[Stored data]

##########

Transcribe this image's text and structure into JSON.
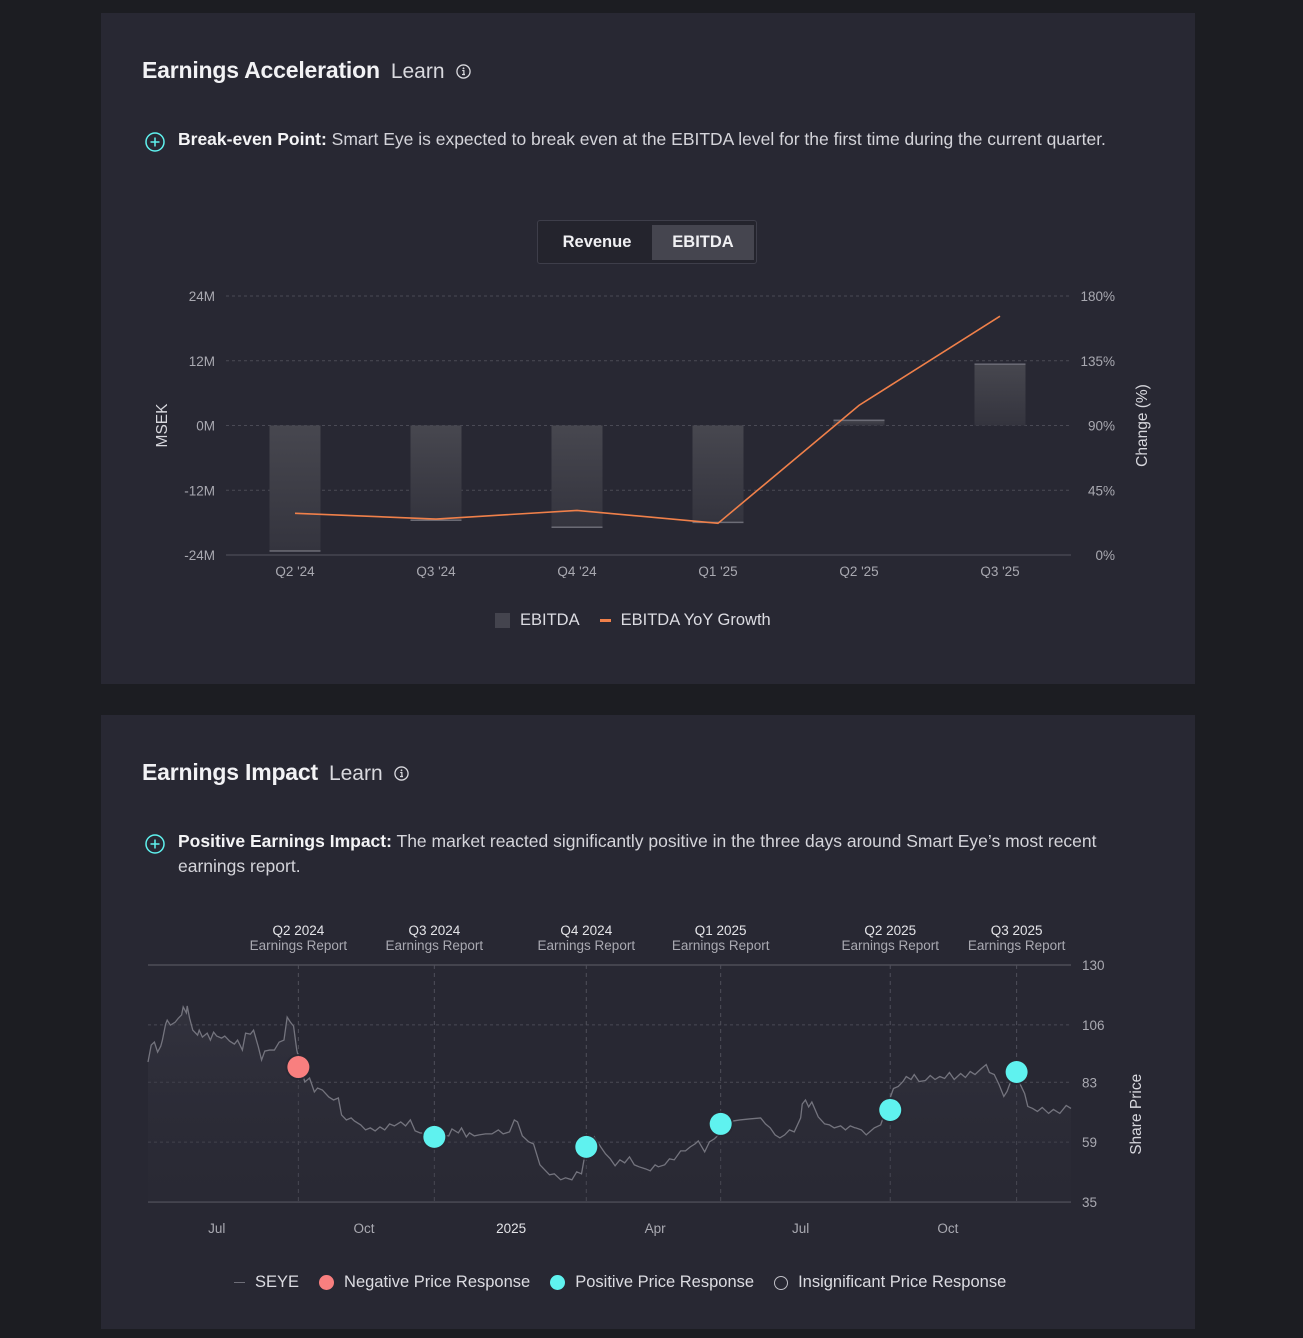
{
  "colors": {
    "page_bg": "#1c1d22",
    "panel_bg": "#282833",
    "accent_teal": "#5ff2ef",
    "ebitda_line": "#f0804a",
    "negative": "#f97f7f",
    "positive": "#5ff2ef",
    "bar_fill": "#44444e"
  },
  "acceleration": {
    "title": "Earnings Acceleration",
    "learn_label": "Learn",
    "insight_bold": "Break-even Point:",
    "insight_text": " Smart Eye is expected to break even at the EBITDA level for the first time during the current quarter.",
    "toggle": {
      "options": [
        "Revenue",
        "EBITDA"
      ],
      "selected": "EBITDA"
    },
    "legend": {
      "bar_label": "EBITDA",
      "line_label": "EBITDA YoY Growth"
    }
  },
  "impact": {
    "title": "Earnings Impact",
    "learn_label": "Learn",
    "insight_bold": "Positive Earnings Impact:",
    "insight_text": " The market reacted significantly positive in the three days around Smart Eye’s most recent earnings report.",
    "legend": {
      "series_label": "SEYE",
      "negative_label": "Negative Price Response",
      "positive_label": "Positive Price Response",
      "insignificant_label": "Insignificant Price Response"
    }
  },
  "chart_data": [
    {
      "type": "bar",
      "title": "",
      "categories": [
        "Q2 '24",
        "Q3 '24",
        "Q4 '24",
        "Q1 '25",
        "Q2 '25",
        "Q3 '25"
      ],
      "series": [
        {
          "name": "EBITDA",
          "axis": "left",
          "type": "bar",
          "values": [
            -23.3,
            -17.6,
            -18.9,
            -18.0,
            1.1,
            11.5
          ]
        },
        {
          "name": "EBITDA YoY Growth",
          "axis": "right",
          "type": "line",
          "values": [
            29,
            25,
            31,
            22,
            104,
            166
          ]
        }
      ],
      "ylabel": "MSEK",
      "ylim": [
        -24,
        24
      ],
      "yticks": [
        "-24M",
        "-12M",
        "0M",
        "12M",
        "24M"
      ],
      "ytick_values": [
        -24,
        -12,
        0,
        12,
        24
      ],
      "y2label": "Change (%)",
      "y2lim": [
        0,
        180
      ],
      "y2ticks": [
        "0%",
        "45%",
        "90%",
        "135%",
        "180%"
      ],
      "y2tick_values": [
        0,
        45,
        90,
        135,
        180
      ],
      "grid": true,
      "legend_position": "bottom-center"
    },
    {
      "type": "line",
      "title": "",
      "series_name": "SEYE",
      "ylabel": "Share Price",
      "ylim": [
        35,
        130
      ],
      "yticks": [
        "35",
        "59",
        "83",
        "106",
        "130"
      ],
      "ytick_values": [
        35,
        59,
        83,
        106,
        130
      ],
      "x_start": "2024-05-19",
      "x_end": "2025-12-17",
      "xlim_days": [
        0,
        577
      ],
      "xticks": [
        {
          "label": "Jul",
          "day": 43,
          "bold": false
        },
        {
          "label": "Oct",
          "day": 135,
          "bold": false
        },
        {
          "label": "2025",
          "day": 227,
          "bold": true
        },
        {
          "label": "Apr",
          "day": 317,
          "bold": false
        },
        {
          "label": "Jul",
          "day": 408,
          "bold": false
        },
        {
          "label": "Oct",
          "day": 500,
          "bold": false
        }
      ],
      "events": [
        {
          "title": "Q2 2024",
          "subtitle": "Earnings Report",
          "day": 94,
          "price": 89.1,
          "response": "negative"
        },
        {
          "title": "Q3 2024",
          "subtitle": "Earnings Report",
          "day": 179,
          "price": 61.1,
          "response": "positive"
        },
        {
          "title": "Q4 2024",
          "subtitle": "Earnings Report",
          "day": 274,
          "price": 57.1,
          "response": "positive"
        },
        {
          "title": "Q1 2025",
          "subtitle": "Earnings Report",
          "day": 358,
          "price": 66.3,
          "response": "positive"
        },
        {
          "title": "Q2 2025",
          "subtitle": "Earnings Report",
          "day": 464,
          "price": 71.9,
          "response": "positive"
        },
        {
          "title": "Q3 2025",
          "subtitle": "Earnings Report",
          "day": 543,
          "price": 87.1,
          "response": "positive"
        }
      ],
      "points": [
        [
          0,
          91.1
        ],
        [
          2,
          97.9
        ],
        [
          4,
          99.1
        ],
        [
          6,
          95.1
        ],
        [
          8,
          97.5
        ],
        [
          9,
          99.9
        ],
        [
          11,
          106.3
        ],
        [
          12,
          107.9
        ],
        [
          14,
          105.9
        ],
        [
          17,
          107.1
        ],
        [
          19,
          108.7
        ],
        [
          21,
          110.0
        ],
        [
          22,
          113.2
        ],
        [
          24,
          110.8
        ],
        [
          24.5,
          113.6
        ],
        [
          26,
          108.7
        ],
        [
          28,
          103.9
        ],
        [
          31,
          101.9
        ],
        [
          32,
          103.9
        ],
        [
          34,
          101.1
        ],
        [
          37,
          102.7
        ],
        [
          39,
          99.9
        ],
        [
          41,
          103.1
        ],
        [
          43,
          101.5
        ],
        [
          46,
          100.7
        ],
        [
          48,
          101.5
        ],
        [
          51,
          99.5
        ],
        [
          54,
          98.3
        ],
        [
          56,
          99.9
        ],
        [
          59,
          95.9
        ],
        [
          61,
          102.7
        ],
        [
          64,
          102.3
        ],
        [
          66,
          103.9
        ],
        [
          69,
          97.1
        ],
        [
          71,
          91.9
        ],
        [
          73,
          95.5
        ],
        [
          76,
          95.9
        ],
        [
          79,
          95.9
        ],
        [
          82,
          99.1
        ],
        [
          85,
          99.9
        ],
        [
          87,
          109.1
        ],
        [
          89,
          107.1
        ],
        [
          91,
          105.5
        ],
        [
          93,
          95.9
        ],
        [
          98,
          83.1
        ],
        [
          101,
          84.7
        ],
        [
          104,
          79.1
        ],
        [
          106,
          80.7
        ],
        [
          109,
          79.9
        ],
        [
          113,
          77.1
        ],
        [
          116,
          75.9
        ],
        [
          119,
          76.7
        ],
        [
          121,
          69.9
        ],
        [
          124,
          67.9
        ],
        [
          127,
          68.7
        ],
        [
          129,
          67.5
        ],
        [
          133,
          65.9
        ],
        [
          136,
          63.9
        ],
        [
          139,
          64.7
        ],
        [
          142,
          63.5
        ],
        [
          145,
          65.1
        ],
        [
          148,
          63.9
        ],
        [
          151,
          66.3
        ],
        [
          154,
          65.5
        ],
        [
          158,
          67.1
        ],
        [
          161,
          65.5
        ],
        [
          164,
          67.9
        ],
        [
          167,
          63.5
        ],
        [
          170,
          62.7
        ],
        [
          188,
          61.5
        ],
        [
          190,
          64.3
        ],
        [
          194,
          62.7
        ],
        [
          196,
          64.7
        ],
        [
          199,
          61.1
        ],
        [
          201,
          62.7
        ],
        [
          204,
          61.5
        ],
        [
          207,
          61.9
        ],
        [
          211,
          62.3
        ],
        [
          215,
          62.3
        ],
        [
          219,
          63.9
        ],
        [
          222,
          62.3
        ],
        [
          226,
          63.1
        ],
        [
          229,
          67.9
        ],
        [
          231,
          67.1
        ],
        [
          234,
          61.5
        ],
        [
          238,
          59.1
        ],
        [
          241,
          58.3
        ],
        [
          245,
          49.9
        ],
        [
          248,
          47.9
        ],
        [
          251,
          45.9
        ],
        [
          254,
          46.3
        ],
        [
          258,
          43.9
        ],
        [
          261,
          44.7
        ],
        [
          265,
          43.9
        ],
        [
          268,
          47.1
        ],
        [
          271,
          46.3
        ],
        [
          273,
          53.5
        ],
        [
          279,
          61.1
        ],
        [
          283,
          57.1
        ],
        [
          286,
          54.3
        ],
        [
          289,
          52.3
        ],
        [
          292,
          49.5
        ],
        [
          295,
          51.9
        ],
        [
          298,
          50.7
        ],
        [
          301,
          53.1
        ],
        [
          304,
          49.9
        ],
        [
          307,
          49.1
        ],
        [
          311,
          48.3
        ],
        [
          314,
          47.5
        ],
        [
          317,
          49.9
        ],
        [
          319,
          49.1
        ],
        [
          323,
          49.9
        ],
        [
          326,
          52.3
        ],
        [
          329,
          51.9
        ],
        [
          333,
          55.5
        ],
        [
          336,
          55.5
        ],
        [
          339,
          57.1
        ],
        [
          342,
          58.3
        ],
        [
          344,
          59.5
        ],
        [
          348,
          55.1
        ],
        [
          351,
          59.1
        ],
        [
          354,
          60.3
        ],
        [
          366,
          67.5
        ],
        [
          370,
          67.9
        ],
        [
          376,
          68.3
        ],
        [
          383,
          68.7
        ],
        [
          386,
          66.3
        ],
        [
          389,
          64.7
        ],
        [
          392,
          61.9
        ],
        [
          395,
          60.7
        ],
        [
          398,
          61.9
        ],
        [
          401,
          63.9
        ],
        [
          404,
          63.1
        ],
        [
          408,
          68.7
        ],
        [
          409,
          74.3
        ],
        [
          411,
          75.9
        ],
        [
          413,
          73.1
        ],
        [
          415,
          75.1
        ],
        [
          419,
          69.1
        ],
        [
          423,
          66.3
        ],
        [
          426,
          65.9
        ],
        [
          429,
          64.7
        ],
        [
          433,
          65.5
        ],
        [
          436,
          63.9
        ],
        [
          439,
          65.5
        ],
        [
          442,
          64.7
        ],
        [
          442.5,
          64.7
        ],
        [
          446,
          63.9
        ],
        [
          449,
          61.9
        ],
        [
          454,
          64.7
        ],
        [
          458,
          65.9
        ],
        [
          466,
          80.5
        ],
        [
          469,
          81.3
        ],
        [
          472,
          83.3
        ],
        [
          474,
          85.3
        ],
        [
          477,
          84.1
        ],
        [
          479,
          86.1
        ],
        [
          482,
          83.3
        ],
        [
          486,
          83.7
        ],
        [
          489,
          85.7
        ],
        [
          492,
          84.1
        ],
        [
          495,
          85.3
        ],
        [
          498,
          84.5
        ],
        [
          501,
          86.9
        ],
        [
          504,
          84.1
        ],
        [
          508,
          86.5
        ],
        [
          511,
          84.9
        ],
        [
          514,
          87.3
        ],
        [
          517,
          86.1
        ],
        [
          521,
          88.5
        ],
        [
          524,
          90.1
        ],
        [
          526,
          86.9
        ],
        [
          529,
          86.1
        ],
        [
          532,
          82.1
        ],
        [
          535,
          77.3
        ],
        [
          537,
          79.3
        ],
        [
          540,
          84.5
        ],
        [
          545,
          82.5
        ],
        [
          548,
          78.5
        ],
        [
          550,
          73.3
        ],
        [
          553,
          72.5
        ],
        [
          556,
          71.3
        ],
        [
          559,
          72.9
        ],
        [
          563,
          70.5
        ],
        [
          566,
          72.1
        ],
        [
          570,
          70.5
        ],
        [
          574,
          73.7
        ],
        [
          577,
          72.5
        ]
      ],
      "legend_position": "bottom-center",
      "grid": true
    }
  ]
}
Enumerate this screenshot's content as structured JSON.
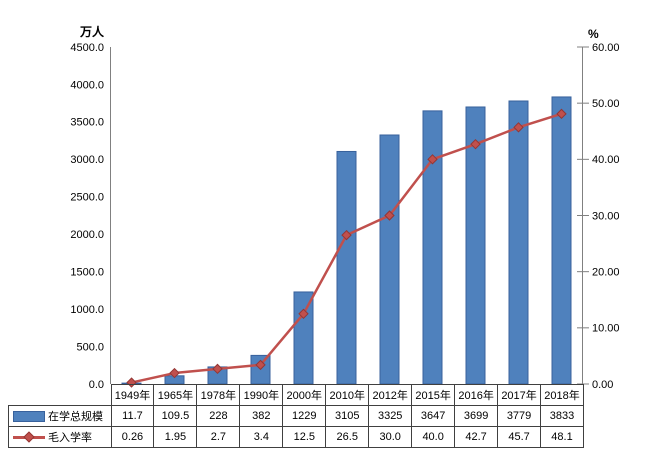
{
  "chart_data": {
    "type": "combo",
    "title": "",
    "categories": [
      "1949年",
      "1965年",
      "1978年",
      "1990年",
      "2000年",
      "2010年",
      "2012年",
      "2015年",
      "2016年",
      "2017年",
      "2018年"
    ],
    "series": [
      {
        "name": "在学总规模",
        "type": "bar",
        "axis": "left",
        "color": "#4F81BD",
        "border_color": "#38619C",
        "values": [
          "11.7",
          "109.5",
          "228",
          "382",
          "1229",
          "3105",
          "3325",
          "3647",
          "3699",
          "3779",
          "3833"
        ]
      },
      {
        "name": "毛入学率",
        "type": "line",
        "axis": "right",
        "color": "#C0504D",
        "marker": "diamond",
        "marker_border": "#943634",
        "values": [
          "0.26",
          "1.95",
          "2.7",
          "3.4",
          "12.5",
          "26.5",
          "30.0",
          "40.0",
          "42.7",
          "45.7",
          "48.1"
        ]
      }
    ],
    "left_axis": {
      "title": "万人",
      "min": 0,
      "max": 4500,
      "tick_labels": [
        "0.0",
        "500.0",
        "1000.0",
        "1500.0",
        "2000.0",
        "2500.0",
        "3000.0",
        "3500.0",
        "4000.0",
        "4500.0"
      ]
    },
    "right_axis": {
      "title": "%",
      "min": 0,
      "max": 60,
      "tick_labels": [
        "0.00",
        "10.00",
        "20.00",
        "30.00",
        "40.00",
        "50.00",
        "60.00"
      ]
    },
    "grid": false,
    "legend_position": "table-left",
    "axis_color": "#808080",
    "background": "#FFFFFF"
  }
}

##########

* Work to be completed: Say how many lines of the data hold the string "center". Reply with the number alone.

* The completed task: 2